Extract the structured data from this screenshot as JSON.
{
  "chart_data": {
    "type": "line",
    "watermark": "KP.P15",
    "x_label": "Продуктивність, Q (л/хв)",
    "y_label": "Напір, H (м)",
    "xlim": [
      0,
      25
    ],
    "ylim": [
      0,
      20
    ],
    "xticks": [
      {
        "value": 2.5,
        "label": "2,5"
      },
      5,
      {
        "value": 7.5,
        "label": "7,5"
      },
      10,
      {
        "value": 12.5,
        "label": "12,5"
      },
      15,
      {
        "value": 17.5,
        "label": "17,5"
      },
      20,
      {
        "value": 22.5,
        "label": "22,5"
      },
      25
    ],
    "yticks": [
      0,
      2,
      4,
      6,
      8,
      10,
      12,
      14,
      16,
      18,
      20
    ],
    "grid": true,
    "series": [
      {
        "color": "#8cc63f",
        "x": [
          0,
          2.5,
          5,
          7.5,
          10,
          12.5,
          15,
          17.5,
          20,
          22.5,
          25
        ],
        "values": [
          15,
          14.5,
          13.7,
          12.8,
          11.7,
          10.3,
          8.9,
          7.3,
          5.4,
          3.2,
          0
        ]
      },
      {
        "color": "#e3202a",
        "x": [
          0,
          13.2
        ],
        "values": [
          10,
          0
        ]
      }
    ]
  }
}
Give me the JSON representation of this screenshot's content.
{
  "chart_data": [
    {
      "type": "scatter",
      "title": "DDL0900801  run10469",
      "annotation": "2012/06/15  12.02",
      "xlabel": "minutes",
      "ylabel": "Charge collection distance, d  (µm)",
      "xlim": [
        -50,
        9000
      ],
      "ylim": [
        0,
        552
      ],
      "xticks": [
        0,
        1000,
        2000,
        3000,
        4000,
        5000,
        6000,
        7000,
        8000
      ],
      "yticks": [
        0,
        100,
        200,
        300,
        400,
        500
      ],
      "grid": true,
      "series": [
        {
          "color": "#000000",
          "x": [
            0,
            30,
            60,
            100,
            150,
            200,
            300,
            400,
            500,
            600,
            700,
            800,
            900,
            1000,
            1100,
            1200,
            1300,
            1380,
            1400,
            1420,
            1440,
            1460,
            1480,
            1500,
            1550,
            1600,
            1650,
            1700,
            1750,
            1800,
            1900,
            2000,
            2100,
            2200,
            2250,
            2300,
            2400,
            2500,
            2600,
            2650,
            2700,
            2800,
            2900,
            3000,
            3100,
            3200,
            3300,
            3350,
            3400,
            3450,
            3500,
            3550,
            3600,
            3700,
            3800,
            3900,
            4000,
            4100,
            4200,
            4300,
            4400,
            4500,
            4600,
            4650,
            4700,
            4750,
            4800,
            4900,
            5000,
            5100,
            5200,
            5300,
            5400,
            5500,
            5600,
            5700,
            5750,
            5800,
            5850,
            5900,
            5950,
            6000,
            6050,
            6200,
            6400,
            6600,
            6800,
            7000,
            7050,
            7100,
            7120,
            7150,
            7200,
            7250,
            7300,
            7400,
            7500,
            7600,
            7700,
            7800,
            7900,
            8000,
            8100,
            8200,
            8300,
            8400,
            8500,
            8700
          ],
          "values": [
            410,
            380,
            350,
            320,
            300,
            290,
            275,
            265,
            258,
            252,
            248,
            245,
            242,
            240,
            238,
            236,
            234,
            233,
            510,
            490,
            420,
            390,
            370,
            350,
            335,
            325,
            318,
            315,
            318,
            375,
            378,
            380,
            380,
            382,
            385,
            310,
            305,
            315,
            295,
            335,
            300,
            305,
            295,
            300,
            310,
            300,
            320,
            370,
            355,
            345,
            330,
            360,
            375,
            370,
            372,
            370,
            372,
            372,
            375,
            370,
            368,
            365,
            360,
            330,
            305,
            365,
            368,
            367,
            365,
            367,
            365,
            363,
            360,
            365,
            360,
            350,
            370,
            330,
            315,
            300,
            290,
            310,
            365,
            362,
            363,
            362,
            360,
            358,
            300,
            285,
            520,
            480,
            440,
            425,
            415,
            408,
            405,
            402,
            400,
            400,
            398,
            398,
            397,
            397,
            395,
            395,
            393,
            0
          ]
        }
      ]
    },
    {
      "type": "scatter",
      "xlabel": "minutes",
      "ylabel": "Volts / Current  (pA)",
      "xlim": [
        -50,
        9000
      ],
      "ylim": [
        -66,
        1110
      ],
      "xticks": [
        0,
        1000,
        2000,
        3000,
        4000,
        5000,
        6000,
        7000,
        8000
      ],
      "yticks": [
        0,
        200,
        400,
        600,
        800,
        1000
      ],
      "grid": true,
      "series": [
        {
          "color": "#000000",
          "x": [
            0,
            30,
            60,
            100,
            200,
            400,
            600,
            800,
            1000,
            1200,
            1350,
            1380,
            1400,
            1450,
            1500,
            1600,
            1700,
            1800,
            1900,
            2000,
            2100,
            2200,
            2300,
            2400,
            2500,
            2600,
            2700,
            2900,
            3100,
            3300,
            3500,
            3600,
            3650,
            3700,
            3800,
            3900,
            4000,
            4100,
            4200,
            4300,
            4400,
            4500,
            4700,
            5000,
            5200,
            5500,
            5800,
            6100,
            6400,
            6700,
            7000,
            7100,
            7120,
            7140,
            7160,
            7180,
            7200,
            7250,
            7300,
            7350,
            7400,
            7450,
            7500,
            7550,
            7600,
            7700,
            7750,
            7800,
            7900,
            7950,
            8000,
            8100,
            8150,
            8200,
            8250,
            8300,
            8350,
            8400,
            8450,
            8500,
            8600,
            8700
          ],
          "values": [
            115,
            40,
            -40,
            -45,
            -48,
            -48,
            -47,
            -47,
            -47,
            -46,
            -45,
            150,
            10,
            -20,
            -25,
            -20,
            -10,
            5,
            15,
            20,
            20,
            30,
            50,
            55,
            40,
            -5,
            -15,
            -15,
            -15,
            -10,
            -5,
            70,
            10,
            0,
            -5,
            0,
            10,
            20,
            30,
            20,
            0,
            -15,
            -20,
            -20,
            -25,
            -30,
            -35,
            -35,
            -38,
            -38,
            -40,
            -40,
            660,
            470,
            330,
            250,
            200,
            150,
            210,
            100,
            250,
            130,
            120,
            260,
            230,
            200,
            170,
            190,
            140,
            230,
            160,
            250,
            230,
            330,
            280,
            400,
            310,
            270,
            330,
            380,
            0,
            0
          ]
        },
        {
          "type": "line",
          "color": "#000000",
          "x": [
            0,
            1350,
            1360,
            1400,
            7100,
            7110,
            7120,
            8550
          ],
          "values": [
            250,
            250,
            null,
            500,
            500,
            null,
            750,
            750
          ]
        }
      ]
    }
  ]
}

-*-*-

Brief: Take the listing above and set it down exactly.

Written answer:
Extract the structured data from this screenshot as JSON.
{
  "chart_data": {
    "type": "line",
    "watermark": "KP.P15",
    "x_label": "Продуктивність, Q (л/хв)",
    "y_label": "Напір, H (м)",
    "xlim": [
      0,
      25
    ],
    "ylim": [
      0,
      20
    ],
    "xticks": [
      {
        "value": 2.5,
        "label": "2,5"
      },
      5,
      {
        "value": 7.5,
        "label": "7,5"
      },
      10,
      {
        "value": 12.5,
        "label": "12,5"
      },
      15,
      {
        "value": 17.5,
        "label": "17,5"
      },
      20,
      {
        "value": 22.5,
        "label": "22,5"
      },
      25
    ],
    "yticks": [
      0,
      2,
      4,
      6,
      8,
      10,
      12,
      14,
      16,
      18,
      20
    ],
    "grid": true,
    "series": [
      {
        "color": "#8cc63f",
        "x": [
          0,
          2.5,
          5,
          7.5,
          10,
          12.5,
          15,
          17.5,
          20,
          22.5,
          25
        ],
        "values": [
          15,
          14.5,
          13.7,
          12.8,
          11.7,
          10.3,
          8.9,
          7.3,
          5.4,
          3.2,
          0
        ]
      },
      {
        "color": "#e3202a",
        "x": [
          0,
          13.2
        ],
        "values": [
          10,
          0
        ]
      }
    ]
  }
}
Give me the JSON representation of this screenshot's content.
{
  "chart_data": [
    {
      "type": "scatter",
      "title": "DDL0900801  run10469",
      "annotation": "2012/06/15  12.02",
      "xlabel": "minutes",
      "ylabel": "Charge collection distance, d  (µm)",
      "xlim": [
        -50,
        9000
      ],
      "ylim": [
        0,
        552
      ],
      "xticks": [
        0,
        1000,
        2000,
        3000,
        4000,
        5000,
        6000,
        7000,
        8000
      ],
      "yticks": [
        0,
        100,
        200,
        300,
        400,
        500
      ],
      "grid": true,
      "series": [
        {
          "color": "#000000",
          "x": [
            0,
            30,
            60,
            100,
            150,
            200,
            300,
            400,
            500,
            600,
            700,
            800,
            900,
            1000,
            1100,
            1200,
            1300,
            1380,
            1400,
            1420,
            1440,
            1460,
            1480,
            1500,
            1550,
            1600,
            1650,
            1700,
            1750,
            1800,
            1900,
            2000,
            2100,
            2200,
            2250,
            2300,
            2400,
            2500,
            2600,
            2650,
            2700,
            2800,
            2900,
            3000,
            3100,
            3200,
            3300,
            3350,
            3400,
            3450,
            3500,
            3550,
            3600,
            3700,
            3800,
            3900,
            4000,
            4100,
            4200,
            4300,
            4400,
            4500,
            4600,
            4650,
            4700,
            4750,
            4800,
            4900,
            5000,
            5100,
            5200,
            5300,
            5400,
            5500,
            5600,
            5700,
            5750,
            5800,
            5850,
            5900,
            5950,
            6000,
            6050,
            6200,
            6400,
            6600,
            6800,
            7000,
            7050,
            7100,
            7120,
            7150,
            7200,
            7250,
            7300,
            7400,
            7500,
            7600,
            7700,
            7800,
            7900,
            8000,
            8100,
            8200,
            8300,
            8400,
            8500,
            8700
          ],
          "values": [
            410,
            380,
            350,
            320,
            300,
            290,
            275,
            265,
            258,
            252,
            248,
            245,
            242,
            240,
            238,
            236,
            234,
            233,
            510,
            490,
            420,
            390,
            370,
            350,
            335,
            325,
            318,
            315,
            318,
            375,
            378,
            380,
            380,
            382,
            385,
            310,
            305,
            315,
            295,
            335,
            300,
            305,
            295,
            300,
            310,
            300,
            320,
            370,
            355,
            345,
            330,
            360,
            375,
            370,
            372,
            370,
            372,
            372,
            375,
            370,
            368,
            365,
            360,
            330,
            305,
            365,
            368,
            367,
            365,
            367,
            365,
            363,
            360,
            365,
            360,
            350,
            370,
            330,
            315,
            300,
            290,
            310,
            365,
            362,
            363,
            362,
            360,
            358,
            300,
            285,
            520,
            480,
            440,
            425,
            415,
            408,
            405,
            402,
            400,
            400,
            398,
            398,
            397,
            397,
            395,
            395,
            393,
            0
          ]
        }
      ]
    },
    {
      "type": "scatter",
      "xlabel": "minutes",
      "ylabel": "Volts / Current  (pA)",
      "xlim": [
        -50,
        9000
      ],
      "ylim": [
        -66,
        1110
      ],
      "xticks": [
        0,
        1000,
        2000,
        3000,
        4000,
        5000,
        6000,
        7000,
        8000
      ],
      "yticks": [
        0,
        200,
        400,
        600,
        800,
        1000
      ],
      "grid": true,
      "series": [
        {
          "color": "#000000",
          "x": [
            0,
            30,
            60,
            100,
            200,
            400,
            600,
            800,
            1000,
            1200,
            1350,
            1380,
            1400,
            1450,
            1500,
            1600,
            1700,
            1800,
            1900,
            2000,
            2100,
            2200,
            2300,
            2400,
            2500,
            2600,
            2700,
            2900,
            3100,
            3300,
            3500,
            3600,
            3650,
            3700,
            3800,
            3900,
            4000,
            4100,
            4200,
            4300,
            4400,
            4500,
            4700,
            5000,
            5200,
            5500,
            5800,
            6100,
            6400,
            6700,
            7000,
            7100,
            7120,
            7140,
            7160,
            7180,
            7200,
            7250,
            7300,
            7350,
            7400,
            7450,
            7500,
            7550,
            7600,
            7700,
            7750,
            7800,
            7900,
            7950,
            8000,
            8100,
            8150,
            8200,
            8250,
            8300,
            8350,
            8400,
            8450,
            8500,
            8600,
            8700
          ],
          "values": [
            115,
            40,
            -40,
            -45,
            -48,
            -48,
            -47,
            -47,
            -47,
            -46,
            -45,
            150,
            10,
            -20,
            -25,
            -20,
            -10,
            5,
            15,
            20,
            20,
            30,
            50,
            55,
            40,
            -5,
            -15,
            -15,
            -15,
            -10,
            -5,
            70,
            10,
            0,
            -5,
            0,
            10,
            20,
            30,
            20,
            0,
            -15,
            -20,
            -20,
            -25,
            -30,
            -35,
            -35,
            -38,
            -38,
            -40,
            -40,
            660,
            470,
            330,
            250,
            200,
            150,
            210,
            100,
            250,
            130,
            120,
            260,
            230,
            200,
            170,
            190,
            140,
            230,
            160,
            250,
            230,
            330,
            280,
            400,
            310,
            270,
            330,
            380,
            0,
            0
          ]
        },
        {
          "type": "line",
          "color": "#000000",
          "x": [
            0,
            1350,
            1360,
            1400,
            7100,
            7110,
            7120,
            8550
          ],
          "values": [
            250,
            250,
            null,
            500,
            500,
            null,
            750,
            750
          ]
        }
      ]
    }
  ]
}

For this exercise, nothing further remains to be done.